The records:
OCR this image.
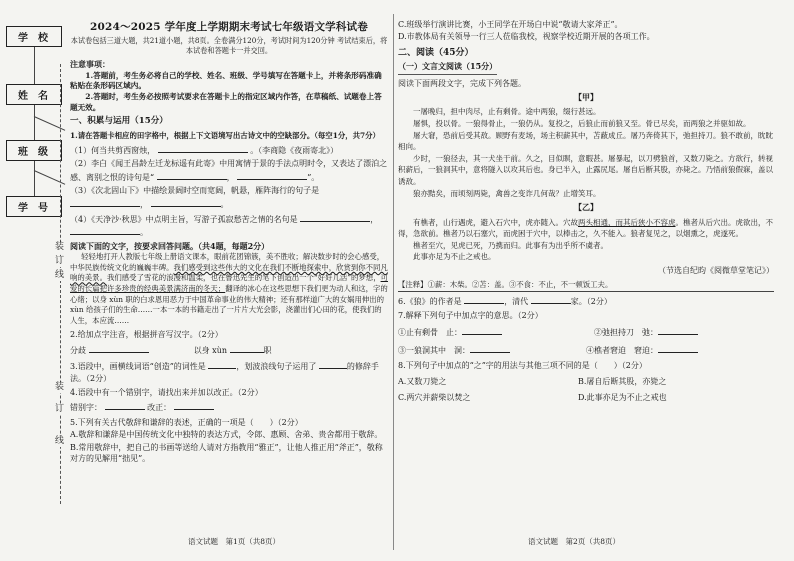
学校
姓名
班级
学号
装
订
线
装
订
线
2024～2025 学年度上学期期末考试七年级语文学科试卷
本试卷包括三道大题，共21道小题，共8页。全卷满分120分，考试时间为120分钟 考试结束后，将本试卷和答题卡一并交回。

注意事项：

1.答题前，考生务必将自己的学校、姓名、班级、学号填写在答题卡上，并将条形码准确粘贴在条形码区域内。

2.答题时，考生务必按照考试要求在答题卡上的指定区域内作答，在草稿纸、试题卷上答题无效。

一、积累与运用（15分）

1.请在答题卡相应的田字格中，根据上下文语境写出古诗文中的空缺部分。（每空1分，共7分）

（1）何当共剪西窗烛，	。（李商隐《夜雨寄北》）

（2）李白《闻王昌龄左迁龙标遥有此寄》中用寓情于景的手法点明时令，又表达了漂泊之感、离别之恨的诗句是“	，	”。

（3）《次北固山下》中描绘景阔时空而宽阔，帆悬，雁阵海行的句子是 ，	。

（4）《天净沙·秋思》中点明主旨，写游子孤寂愁苦之情的名句是	， 。

阅读下面的文字，按要求回答问题。（共4题，每题2分）

轻轻地打开人教版七年级上册语文课本，眼前花团锦簇，美不胜收；解决数步时的会心感受，中华民族传统文化的巍巍丰碑。我们感受到这些伟大的文化在我们不断地探索中，欣赏到你不同凡响的美景。我们感受了雪花的浪漫和温柔，也在鲁迅先生的笔下创造出一个“好好儿活”的梦想，可爱的长篇把许多珍贵的经典美景满济南的冬天；翻译的冰心在这些思想下我们更为动人和这，字的心绪；以身 xùn 职的白求恩用恶力于中国革命事业的伟大精神；还有那样道广大的女娲用伸出的 xùn 给孩子们的生命……一本一本的书籍走出了一片片大光会影，浇灌出们心田的花，使我们的人生，本应流……

2.给加点字注音，根据拼音写汉字。（2分）

分歧	以身 xùn	职

3.语段中，画横线词语“创造”的词性是	，划波浪线句子运用了	的修辞手法。（2分）

4.语段中有一个错别字，请找出来并加以改正。（2分）

错别字：	改正：

5.下列有关古代敬辞和谦辞的表述，正确的一项是（　　）（2分）

A.敬辞和谦辞是中国传统文化中独特的表达方式，令郎、惠顾、舍弟、贵舍都用于敬辞。

B.常用敬辞中，把自己的书画等送给人请对方指教用“雅正”，让他人推正用“斧正”，敬称对方的见解用“拙见”。

语文试题　第1页（共8页）

C.班级举行演讲比赛，小王同学在开场白中说“敬请大家斧正”。

D.市教体局有关领导一行三人莅临我校，视察学校近期开展的各项工作。

二、阅读（45分）

（一）文言文阅读（15分）

阅读下面两段文字，完成下列各题。

【甲】

一屠晚归，担中肉尽，止有剩骨。途中两狼，缀行甚远。

屠惧，投以骨。一狼得骨止，一狼仍从。复投之，后狼止而前狼又至。骨已尽矣，而两狼之并驱如故。

屠大窘，恐前后受其敌。顾野有麦场，场主积薪其中，苫蔽成丘。屠乃奔倚其下，弛担持刀。狼不敢前，眈眈相向。

少时，一狼径去，其一犬坐于前。久之，目似瞑，意暇甚。屠暴起，以刀劈狼首，又数刀毙之。方欲行，转视积薪后，一狼洞其中，意将隧入以攻其后也。身已半入，止露尻尾。屠自后断其股，亦毙之。乃悟前狼假寐，盖以诱敌。

狼亦黠矣，而顷刻两毙，禽兽之变诈几何哉？止增笑耳。

【乙】

有樵者，山行遇虎，避入石穴中，虎亦随入。穴故两头相通，而其后狭小不容虎。樵者从后穴出。虎欲出，不得，急欲前。樵者乃以石塞穴，而虎困于穴中，以棒击之，久不能入。狼者复见之，以烟熏之，虎遂死。

樵者至穴，见虎已死，乃携而归。此事有为出乎所不虞者。

此事亦足为不止之戒也。

（节选自纪昀《阅微草堂笔记》）

【注释】①薪：木柴。②苫：盖。③不食：不止，不一顿饭工夫。

6.《狼》的作者是	，清代	家。（2分）

7.解释下列句子中加点字的意思。（2分）

①止有剩骨　止：	②弛担持刀　弛：
③一狼洞其中　洞：	④樵者窘迫　窘迫：

8.下列句子中加点的“之”字的用法与其他三项不同的是（　　）（2分）

A.又数刀毙之	B.屠自后断其股，亦毙之
C.两穴并薪柴以焚之	D.此事亦足为不止之戒也
语文试题　第2页（共8页）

What to produce: Your copy of the data should match it exactly, except that pictures are left out.

Task result:
OCR this image.
学校
姓名
班级
学号
装
订
线
装
订
线
2024～2025 学年度上学期期末考试七年级语文学科试卷
本试卷包括三道大题，共21道小题，共8页。全卷满分120分，考试时间为120分钟 考试结束后，将本试卷和答题卡一并交回。

注意事项：

1.答题前，考生务必将自己的学校、姓名、班级、学号填写在答题卡上，并将条形码准确粘贴在条形码区域内。

2.答题时，考生务必按照考试要求在答题卡上的指定区域内作答，在草稿纸、试题卷上答题无效。

一、积累与运用（15分）

1.请在答题卡相应的田字格中，根据上下文语境写出古诗文中的空缺部分。（每空1分，共7分）

（1）何当共剪西窗烛，	。（李商隐《夜雨寄北》）

（2）李白《闻王昌龄左迁龙标遥有此寄》中用寓情于景的手法点明时令，又表达了漂泊之感、离别之恨的诗句是“	，	”。

（3）《次北固山下》中描绘景阔时空而宽阔，帆悬，雁阵海行的句子是 ，	。

（4）《天净沙·秋思》中点明主旨，写游子孤寂愁苦之情的名句是	， 。

阅读下面的文字，按要求回答问题。（共4题，每题2分）

轻轻地打开人教版七年级上册语文课本，眼前花团锦簇，美不胜收；解决数步时的会心感受，中华民族传统文化的巍巍丰碑。我们感受到这些伟大的文化在我们不断地探索中，欣赏到你不同凡响的美景。我们感受了雪花的浪漫和温柔，也在鲁迅先生的笔下创造出一个“好好儿活”的梦想，可爱的长篇把许多珍贵的经典美景满济南的冬天；翻译的冰心在这些思想下我们更为动人和这，字的心绪；以身 xùn 职的白求恩用恶力于中国革命事业的伟大精神；还有那样道广大的女娲用伸出的 xùn 给孩子们的生命……一本一本的书籍走出了一片片大光会影，浇灌出们心田的花，使我们的人生，本应流……

2.给加点字注音，根据拼音写汉字。（2分）

分歧	以身 xùn	职

3.语段中，画横线词语“创造”的词性是	，划波浪线句子运用了	的修辞手法。（2分）

4.语段中有一个错别字，请找出来并加以改正。（2分）

错别字：	改正：

5.下列有关古代敬辞和谦辞的表述，正确的一项是（　　）（2分）

A.敬辞和谦辞是中国传统文化中独特的表达方式，令郎、惠顾、舍弟、贵舍都用于敬辞。

B.常用敬辞中，把自己的书画等送给人请对方指教用“雅正”，让他人推正用“斧正”，敬称对方的见解用“拙见”。

语文试题　第1页（共8页）

C.班级举行演讲比赛，小王同学在开场白中说“敬请大家斧正”。

D.市教体局有关领导一行三人莅临我校，视察学校近期开展的各项工作。

二、阅读（45分）

（一）文言文阅读（15分）

阅读下面两段文字，完成下列各题。

【甲】

一屠晚归，担中肉尽，止有剩骨。途中两狼，缀行甚远。

屠惧，投以骨。一狼得骨止，一狼仍从。复投之，后狼止而前狼又至。骨已尽矣，而两狼之并驱如故。

屠大窘，恐前后受其敌。顾野有麦场，场主积薪其中，苫蔽成丘。屠乃奔倚其下，弛担持刀。狼不敢前，眈眈相向。

少时，一狼径去，其一犬坐于前。久之，目似瞑，意暇甚。屠暴起，以刀劈狼首，又数刀毙之。方欲行，转视积薪后，一狼洞其中，意将隧入以攻其后也。身已半入，止露尻尾。屠自后断其股，亦毙之。乃悟前狼假寐，盖以诱敌。

狼亦黠矣，而顷刻两毙，禽兽之变诈几何哉？止增笑耳。

【乙】

有樵者，山行遇虎，避入石穴中，虎亦随入。穴故两头相通，而其后狭小不容虎。樵者从后穴出。虎欲出，不得，急欲前。樵者乃以石塞穴，而虎困于穴中，以棒击之，久不能入。狼者复见之，以烟熏之，虎遂死。

樵者至穴，见虎已死，乃携而归。此事有为出乎所不虞者。

此事亦足为不止之戒也。

（节选自纪昀《阅微草堂笔记》）

【注释】①薪：木柴。②苫：盖。③不食：不止，不一顿饭工夫。

6.《狼》的作者是	，清代	家。（2分）

7.解释下列句子中加点字的意思。（2分）

①止有剩骨　止：	②弛担持刀　弛：
③一狼洞其中　洞：	④樵者窘迫　窘迫：

8.下列句子中加点的“之”字的用法与其他三项不同的是（　　）（2分）

A.又数刀毙之	B.屠自后断其股，亦毙之
C.两穴并薪柴以焚之	D.此事亦足为不止之戒也
语文试题　第2页（共8页）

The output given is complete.